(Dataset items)
+ + +

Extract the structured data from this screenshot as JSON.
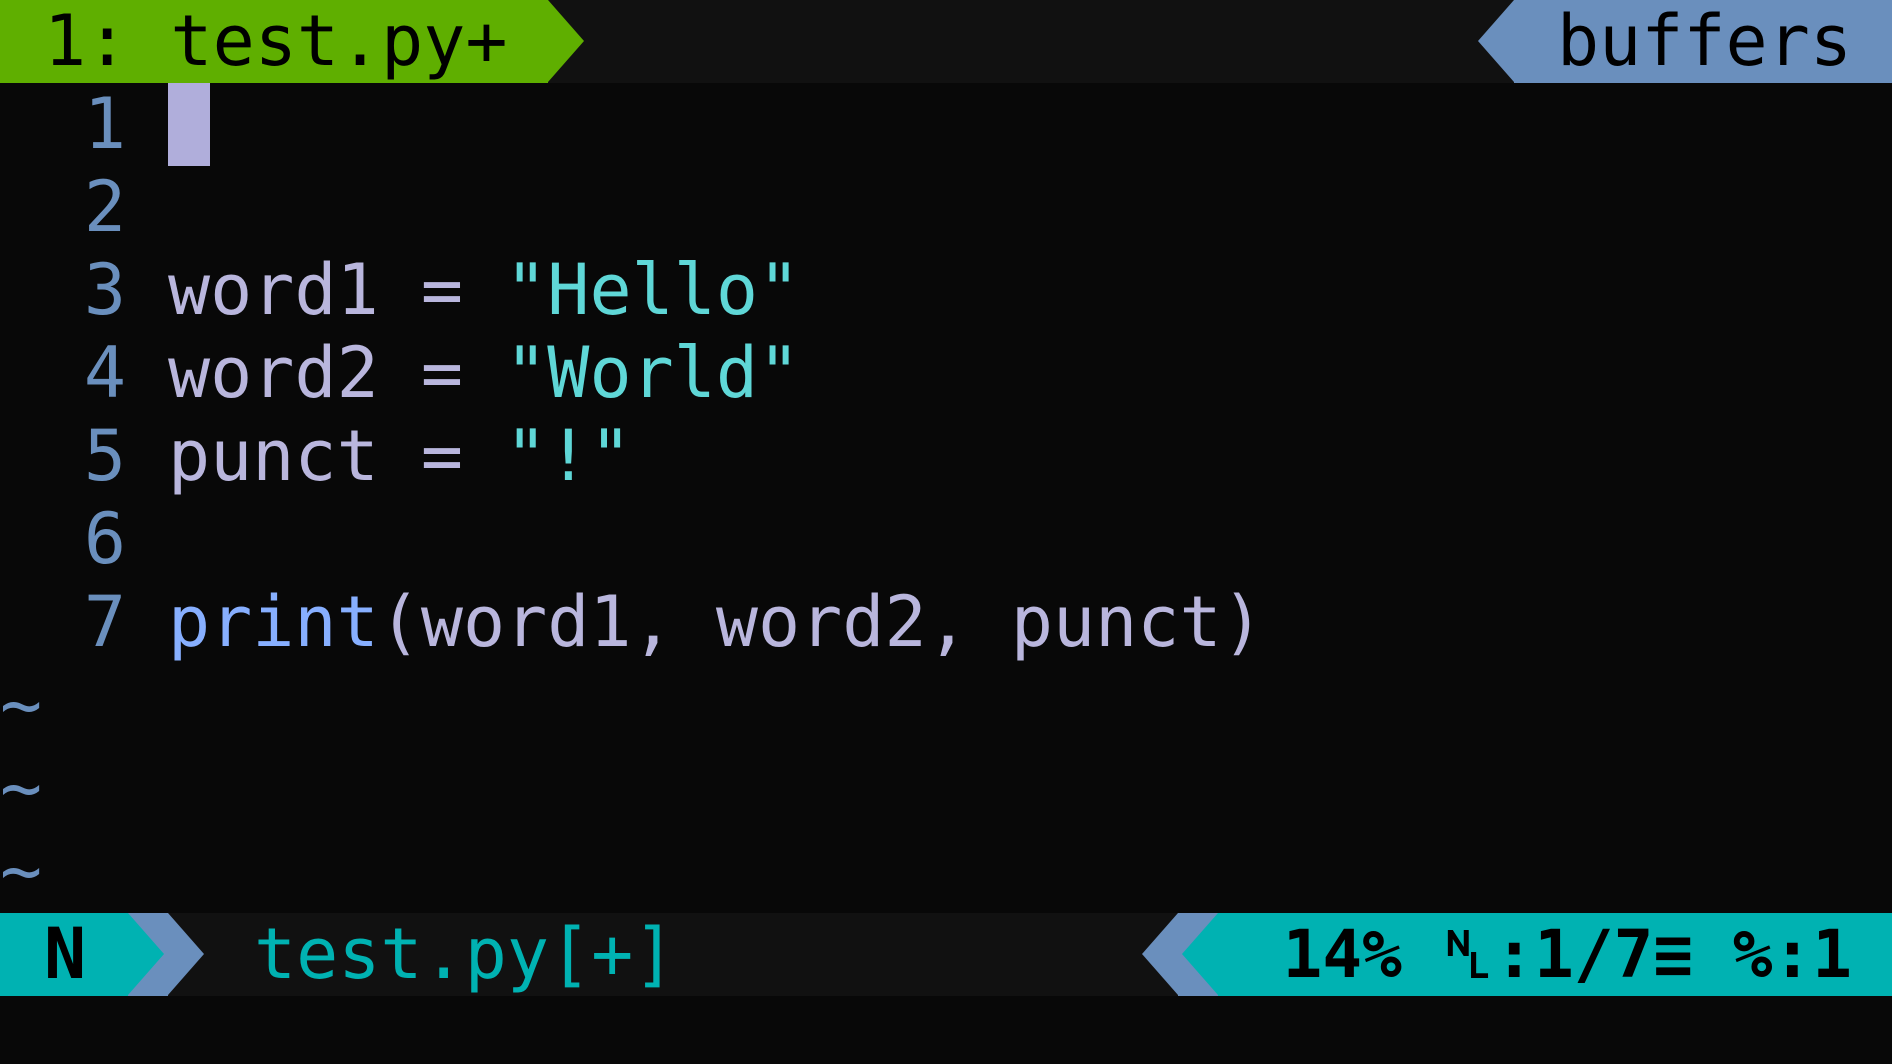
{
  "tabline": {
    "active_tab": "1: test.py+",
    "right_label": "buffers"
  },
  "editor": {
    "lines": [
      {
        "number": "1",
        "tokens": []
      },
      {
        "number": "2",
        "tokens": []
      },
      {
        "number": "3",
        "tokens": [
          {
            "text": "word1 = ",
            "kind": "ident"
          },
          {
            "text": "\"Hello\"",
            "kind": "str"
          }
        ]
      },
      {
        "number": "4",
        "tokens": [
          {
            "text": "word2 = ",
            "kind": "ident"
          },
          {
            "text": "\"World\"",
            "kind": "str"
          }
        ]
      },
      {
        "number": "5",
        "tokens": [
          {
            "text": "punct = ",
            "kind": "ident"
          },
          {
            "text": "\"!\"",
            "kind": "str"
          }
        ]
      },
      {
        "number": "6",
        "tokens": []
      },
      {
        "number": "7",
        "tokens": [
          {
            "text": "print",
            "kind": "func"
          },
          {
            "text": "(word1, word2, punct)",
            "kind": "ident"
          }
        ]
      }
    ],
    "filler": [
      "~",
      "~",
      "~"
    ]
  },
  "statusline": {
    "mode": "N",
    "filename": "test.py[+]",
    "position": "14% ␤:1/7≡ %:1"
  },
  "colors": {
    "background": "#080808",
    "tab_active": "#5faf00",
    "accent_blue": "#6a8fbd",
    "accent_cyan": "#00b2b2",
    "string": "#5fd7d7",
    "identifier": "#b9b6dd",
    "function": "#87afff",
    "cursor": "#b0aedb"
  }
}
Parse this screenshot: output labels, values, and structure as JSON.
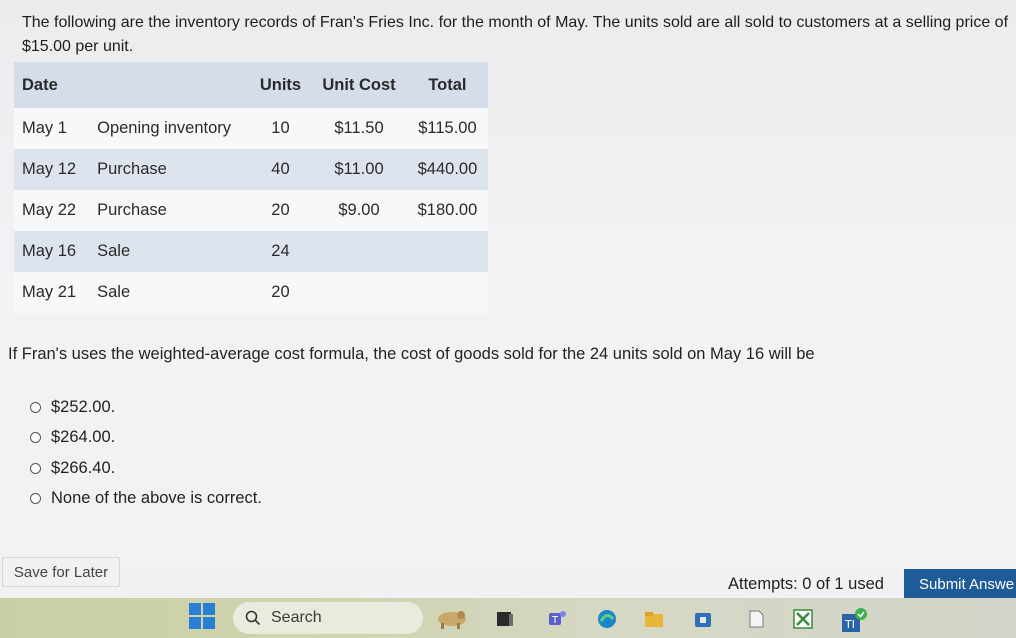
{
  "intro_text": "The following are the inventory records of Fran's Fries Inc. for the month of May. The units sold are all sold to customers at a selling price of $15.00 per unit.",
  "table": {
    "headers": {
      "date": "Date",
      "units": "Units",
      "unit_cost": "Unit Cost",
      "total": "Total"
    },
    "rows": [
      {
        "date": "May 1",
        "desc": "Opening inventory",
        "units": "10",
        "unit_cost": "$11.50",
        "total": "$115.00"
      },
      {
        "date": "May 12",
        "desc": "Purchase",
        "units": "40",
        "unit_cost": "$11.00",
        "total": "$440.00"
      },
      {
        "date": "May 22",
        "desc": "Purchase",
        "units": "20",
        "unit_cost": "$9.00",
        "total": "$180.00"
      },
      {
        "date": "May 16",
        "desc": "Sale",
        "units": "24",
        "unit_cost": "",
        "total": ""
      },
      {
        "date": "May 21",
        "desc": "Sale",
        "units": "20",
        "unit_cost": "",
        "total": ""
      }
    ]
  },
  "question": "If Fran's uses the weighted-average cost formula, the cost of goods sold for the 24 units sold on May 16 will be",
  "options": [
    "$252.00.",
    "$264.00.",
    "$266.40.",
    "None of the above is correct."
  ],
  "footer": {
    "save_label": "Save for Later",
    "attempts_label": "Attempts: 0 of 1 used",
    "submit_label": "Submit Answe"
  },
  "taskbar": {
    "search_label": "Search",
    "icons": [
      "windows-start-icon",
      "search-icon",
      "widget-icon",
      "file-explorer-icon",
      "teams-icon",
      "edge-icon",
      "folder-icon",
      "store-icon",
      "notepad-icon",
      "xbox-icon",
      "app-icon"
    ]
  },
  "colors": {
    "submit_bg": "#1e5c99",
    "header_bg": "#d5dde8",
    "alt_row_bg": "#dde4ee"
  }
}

+ + +

The data above should be repeated exactly, minus any pictures.

COMPLETED EXERCISE:
Extract the structured data from this screenshot as JSON.
{
  "tabline": {
    "active_tab": "1: test.py+",
    "right_label": "buffers"
  },
  "editor": {
    "lines": [
      {
        "number": "1",
        "tokens": []
      },
      {
        "number": "2",
        "tokens": []
      },
      {
        "number": "3",
        "tokens": [
          {
            "text": "word1 = ",
            "kind": "ident"
          },
          {
            "text": "\"Hello\"",
            "kind": "str"
          }
        ]
      },
      {
        "number": "4",
        "tokens": [
          {
            "text": "word2 = ",
            "kind": "ident"
          },
          {
            "text": "\"World\"",
            "kind": "str"
          }
        ]
      },
      {
        "number": "5",
        "tokens": [
          {
            "text": "punct = ",
            "kind": "ident"
          },
          {
            "text": "\"!\"",
            "kind": "str"
          }
        ]
      },
      {
        "number": "6",
        "tokens": []
      },
      {
        "number": "7",
        "tokens": [
          {
            "text": "print",
            "kind": "func"
          },
          {
            "text": "(word1, word2, punct)",
            "kind": "ident"
          }
        ]
      }
    ],
    "filler": [
      "~",
      "~",
      "~"
    ]
  },
  "statusline": {
    "mode": "N",
    "filename": "test.py[+]",
    "position": "14% ␤:1/7≡ %:1"
  },
  "colors": {
    "background": "#080808",
    "tab_active": "#5faf00",
    "accent_blue": "#6a8fbd",
    "accent_cyan": "#00b2b2",
    "string": "#5fd7d7",
    "identifier": "#b9b6dd",
    "function": "#87afff",
    "cursor": "#b0aedb"
  }
}
Parse this screenshot: output labels, values, and structure as JSON.
{
  "intro_text": "The following are the inventory records of Fran's Fries Inc. for the month of May. The units sold are all sold to customers at a selling price of $15.00 per unit.",
  "table": {
    "headers": {
      "date": "Date",
      "units": "Units",
      "unit_cost": "Unit Cost",
      "total": "Total"
    },
    "rows": [
      {
        "date": "May 1",
        "desc": "Opening inventory",
        "units": "10",
        "unit_cost": "$11.50",
        "total": "$115.00"
      },
      {
        "date": "May 12",
        "desc": "Purchase",
        "units": "40",
        "unit_cost": "$11.00",
        "total": "$440.00"
      },
      {
        "date": "May 22",
        "desc": "Purchase",
        "units": "20",
        "unit_cost": "$9.00",
        "total": "$180.00"
      },
      {
        "date": "May 16",
        "desc": "Sale",
        "units": "24",
        "unit_cost": "",
        "total": ""
      },
      {
        "date": "May 21",
        "desc": "Sale",
        "units": "20",
        "unit_cost": "",
        "total": ""
      }
    ]
  },
  "question": "If Fran's uses the weighted-average cost formula, the cost of goods sold for the 24 units sold on May 16 will be",
  "options": [
    "$252.00.",
    "$264.00.",
    "$266.40.",
    "None of the above is correct."
  ],
  "footer": {
    "save_label": "Save for Later",
    "attempts_label": "Attempts: 0 of 1 used",
    "submit_label": "Submit Answe"
  },
  "taskbar": {
    "search_label": "Search",
    "icons": [
      "windows-start-icon",
      "search-icon",
      "widget-icon",
      "file-explorer-icon",
      "teams-icon",
      "edge-icon",
      "folder-icon",
      "store-icon",
      "notepad-icon",
      "xbox-icon",
      "app-icon"
    ]
  },
  "colors": {
    "submit_bg": "#1e5c99",
    "header_bg": "#d5dde8",
    "alt_row_bg": "#dde4ee"
  }
}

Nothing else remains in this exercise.